What you are asked to do — Take each line containing "accent" and report it exactly as written.

Material provided —
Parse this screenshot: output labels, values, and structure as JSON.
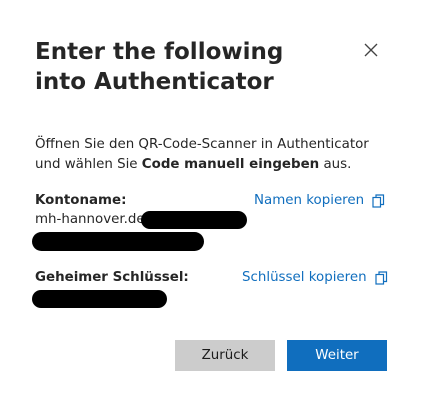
{
  "dialog": {
    "title": "Enter the following into Authenticator",
    "close_icon": "close-icon",
    "instruction": {
      "part1": "Öffnen Sie den QR-Code-Scanner in Authenticator und wählen Sie ",
      "bold": "Code manuell eingeben",
      "part2": " aus."
    }
  },
  "account": {
    "label": "Kontoname:",
    "value_visible": "mh-hannover.de",
    "copy_label": "Namen kopieren",
    "copy_icon": "copy-icon"
  },
  "secret": {
    "label": "Geheimer Schlüssel:",
    "copy_label": "Schlüssel kopieren",
    "copy_icon": "copy-icon"
  },
  "buttons": {
    "back_label": "Zurück",
    "next_label": "Weiter"
  },
  "colors": {
    "accent": "#106ebe",
    "secondary_button": "#cccccc",
    "redaction": "#000000"
  }
}
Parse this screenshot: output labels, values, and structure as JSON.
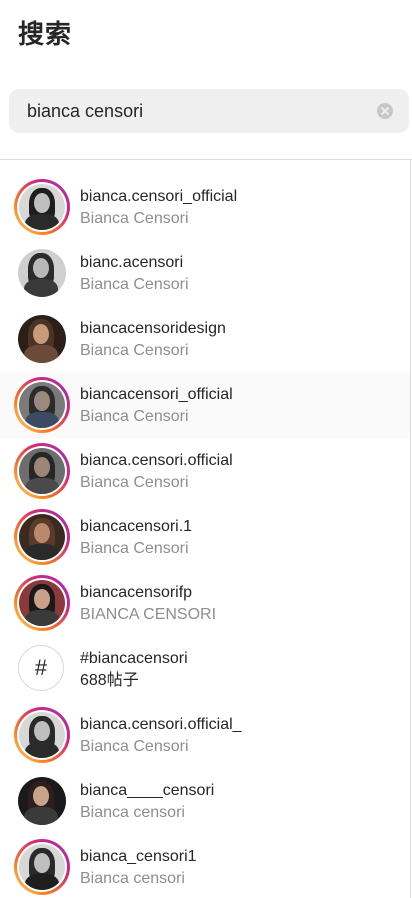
{
  "header": {
    "title": "搜索"
  },
  "search": {
    "value": "bianca censori"
  },
  "results": [
    {
      "username": "bianca.censori_official",
      "fullname": "Bianca Censori",
      "ring": true,
      "type": "user",
      "photo": [
        "#d7d7d7",
        "#1e1e1e",
        "#bfbfbf",
        "#2a2a2a"
      ]
    },
    {
      "username": "bianc.acensori",
      "fullname": "Bianca Censori",
      "ring": false,
      "type": "user",
      "photo": [
        "#cfcfcf",
        "#2b2b2b",
        "#b8b8b8",
        "#3a3a3a"
      ]
    },
    {
      "username": "biancacensoridesign",
      "fullname": "Bianca Censori",
      "ring": false,
      "type": "user",
      "photo": [
        "#2b1f18",
        "#4a3325",
        "#c79a7a",
        "#6b4a3a"
      ]
    },
    {
      "username": "biancacensori_official",
      "fullname": "Bianca Censori",
      "ring": true,
      "type": "user",
      "highlight": true,
      "photo": [
        "#7a7a7a",
        "#2c2c2c",
        "#9a8a7e",
        "#3c4a63"
      ]
    },
    {
      "username": "bianca.censori.official",
      "fullname": "Bianca Censori",
      "ring": true,
      "type": "user",
      "photo": [
        "#6d6d6d",
        "#262626",
        "#9c8677",
        "#4a4a4a"
      ]
    },
    {
      "username": "biancacensori.1",
      "fullname": "Bianca Censori",
      "ring": true,
      "type": "user",
      "photo": [
        "#3a2a22",
        "#5a3a2a",
        "#b88a6a",
        "#2a2a2a"
      ]
    },
    {
      "username": "biancacensorifp",
      "fullname": "BIANCA CENSORI",
      "ring": true,
      "type": "user",
      "photo": [
        "#8a3a3a",
        "#1a1a1a",
        "#c9a08a",
        "#3a3a3a"
      ]
    },
    {
      "username": "#biancacensori",
      "fullname": "688帖子",
      "ring": false,
      "type": "hashtag",
      "icon": "hashtag-icon"
    },
    {
      "username": "bianca.censori.official_",
      "fullname": "Bianca Censori",
      "ring": true,
      "type": "user",
      "photo": [
        "#d7d7d7",
        "#2a2a2a",
        "#bfbfbf",
        "#2a2a2a"
      ]
    },
    {
      "username": "bianca____censori",
      "fullname": "Bianca censori",
      "ring": false,
      "type": "user",
      "photo": [
        "#1a1a1a",
        "#2a1f1a",
        "#c9a28a",
        "#3a3a3a"
      ]
    },
    {
      "username": "bianca_censori1",
      "fullname": "Bianca censori",
      "ring": true,
      "type": "user",
      "photo": [
        "#d7d7d7",
        "#2a2a2a",
        "#bfbfbf",
        "#1e1e1e"
      ]
    }
  ],
  "icons": {
    "clear": "clear-search-icon"
  },
  "colors": {
    "text_primary": "#262626",
    "text_secondary": "#8e8e8e",
    "search_bg": "#efefef",
    "ring_start": "#feda75",
    "ring_end": "#962fbf"
  }
}
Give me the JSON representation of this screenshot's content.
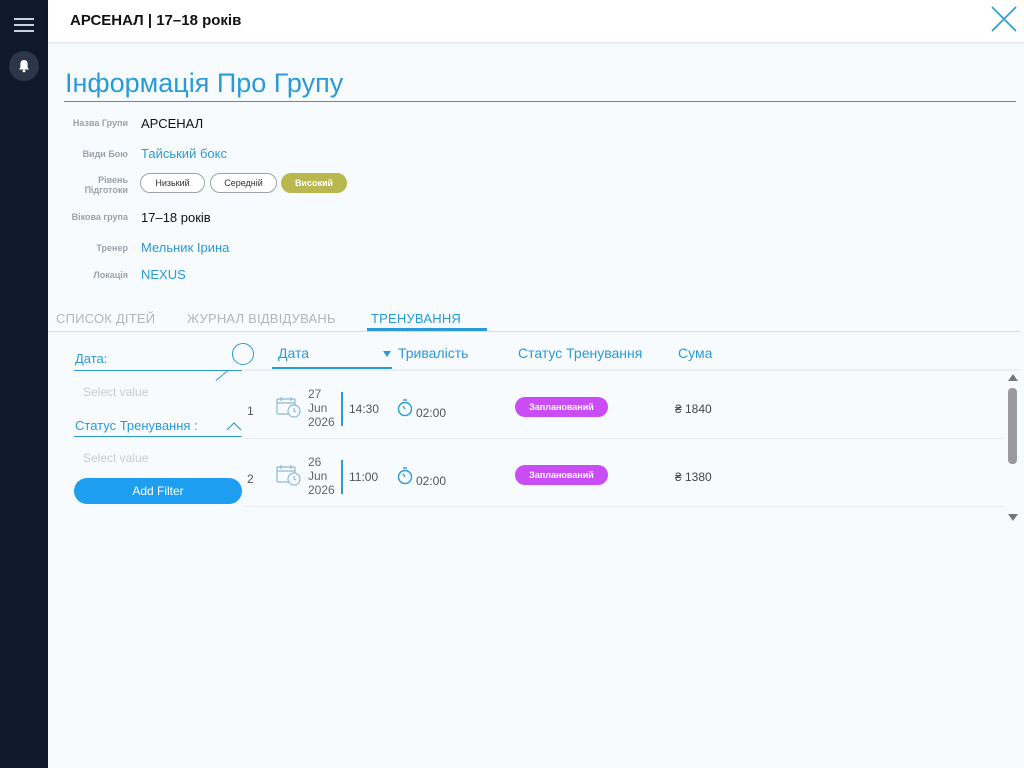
{
  "header": {
    "title": "АРСЕНАЛ | 17–18 років"
  },
  "section": {
    "title": "Інформація Про Групу"
  },
  "info": {
    "group_name": {
      "label": "Назва Групи",
      "value": "АРСЕНАЛ"
    },
    "fight_types": {
      "label": "Види Бою",
      "value": "Тайський бокс"
    },
    "level": {
      "label_line1": "Рівень",
      "label_line2": "Підготоки",
      "options": [
        "Низький",
        "Середній",
        "Високий"
      ],
      "selected": "Високий"
    },
    "age_group": {
      "label": "Вікова група",
      "value": "17–18 років"
    },
    "trainer": {
      "label": "Тренер",
      "value": "Мельник Ірина"
    },
    "location": {
      "label": "Локація",
      "value": "NEXUS"
    }
  },
  "tabs": [
    {
      "label": "СПИСОК ДІТЕЙ",
      "active": false
    },
    {
      "label": "ЖУРНАЛ ВІДВІДУВАНЬ",
      "active": false
    },
    {
      "label": "ТРЕНУВАННЯ",
      "active": true
    }
  ],
  "filters": {
    "date_label": "Дата:",
    "date_placeholder": "Select value",
    "status_label": "Статус Тренування :",
    "status_placeholder": "Select value",
    "add_filter": "Add Filter"
  },
  "table": {
    "columns": [
      "Дата",
      "Тривалість",
      "Статус Тренування",
      "Сума"
    ],
    "rows": [
      {
        "num": "1",
        "day": "27",
        "month": "Jun",
        "year": "2026",
        "time": "14:30",
        "duration": "02:00",
        "status": "Запланований",
        "sum": "₴ 1840"
      },
      {
        "num": "2",
        "day": "26",
        "month": "Jun",
        "year": "2026",
        "time": "11:00",
        "duration": "02:00",
        "status": "Запланований",
        "sum": "₴ 1380"
      }
    ]
  },
  "colors": {
    "accent": "#2a9bd6",
    "sidebar": "#0e1a2b",
    "level_active": "#b9b84f",
    "status_scheduled": "#c94cf5",
    "add_filter_button": "#1e9ef0"
  },
  "icons": [
    "menu-icon",
    "bell-icon",
    "close-icon",
    "search-icon",
    "chevron-up-icon",
    "calendar-icon",
    "stopwatch-icon",
    "sort-down-icon"
  ]
}
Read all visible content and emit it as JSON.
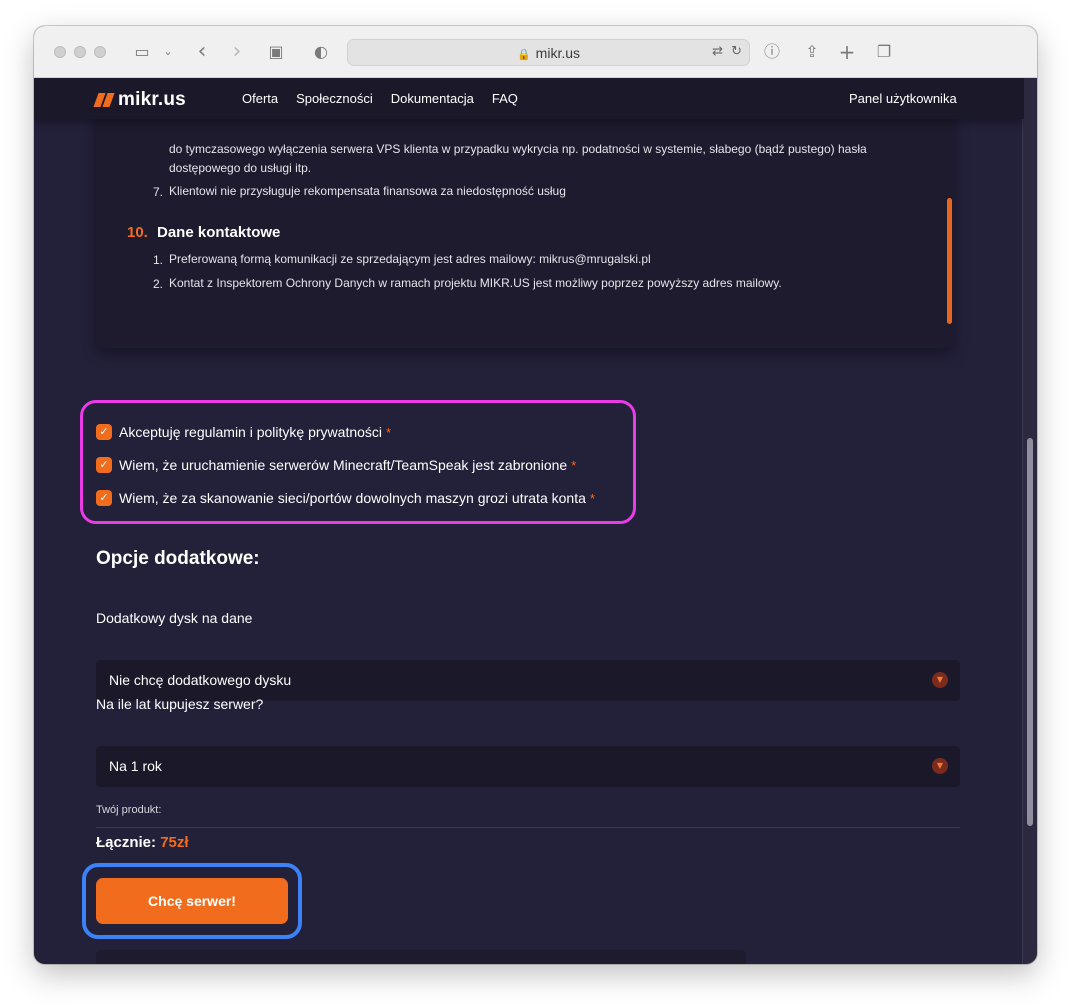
{
  "browser": {
    "url": "mikr.us"
  },
  "nav": {
    "logo": "mikr.us",
    "links": [
      "Oferta",
      "Społeczności",
      "Dokumentacja",
      "FAQ"
    ],
    "panel": "Panel użytkownika"
  },
  "terms": {
    "item6_line1": "do tymczasowego wyłączenia serwera VPS klienta w przypadku wykrycia np. podatności w systemie, słabego (bądź pustego) hasła",
    "item6_line2": "dostępowego do usługi itp.",
    "item7_num": "7.",
    "item7": "Klientowi nie przysługuje rekompensata finansowa za niedostępność usług",
    "section_num": "10.",
    "section_title": "Dane kontaktowe",
    "contact1_num": "1.",
    "contact1": "Preferowaną formą komunikacji ze sprzedającym jest adres mailowy: mikrus@mrugalski.pl",
    "contact2_num": "2.",
    "contact2": "Kontat z Inspektorem Ochrony Danych w ramach projektu MIKR.US jest możliwy poprzez powyższy adres mailowy."
  },
  "checks": [
    {
      "label": "Akceptuję regulamin i politykę prywatności",
      "required": "*",
      "checked": true
    },
    {
      "label": "Wiem, że uruchamienie serwerów Minecraft/TeamSpeak jest zabronione",
      "required": "*",
      "checked": true
    },
    {
      "label": "Wiem, że za skanowanie sieci/portów dowolnych maszyn grozi utrata konta",
      "required": "*",
      "checked": true
    }
  ],
  "options": {
    "heading": "Opcje dodatkowe:",
    "disk_label": "Dodatkowy dysk na dane",
    "disk_value": "Nie chcę dodatkowego dysku",
    "years_label": "Na ile lat kupujesz serwer?",
    "years_value": "Na 1 rok"
  },
  "summary": {
    "product_label": "Twój produkt:",
    "total_label": "Łącznie:",
    "total_price": "75zł"
  },
  "cta": {
    "label": "Chcę serwer!"
  },
  "colors": {
    "accent": "#f26c1d",
    "background": "#23203a",
    "highlight_pink": "#e93ce6",
    "highlight_blue": "#3b82f6"
  }
}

Correct output —
    "accent": "#106ebe",
    "accent": "#2a9bd6",
    "accent": "#f26c1d",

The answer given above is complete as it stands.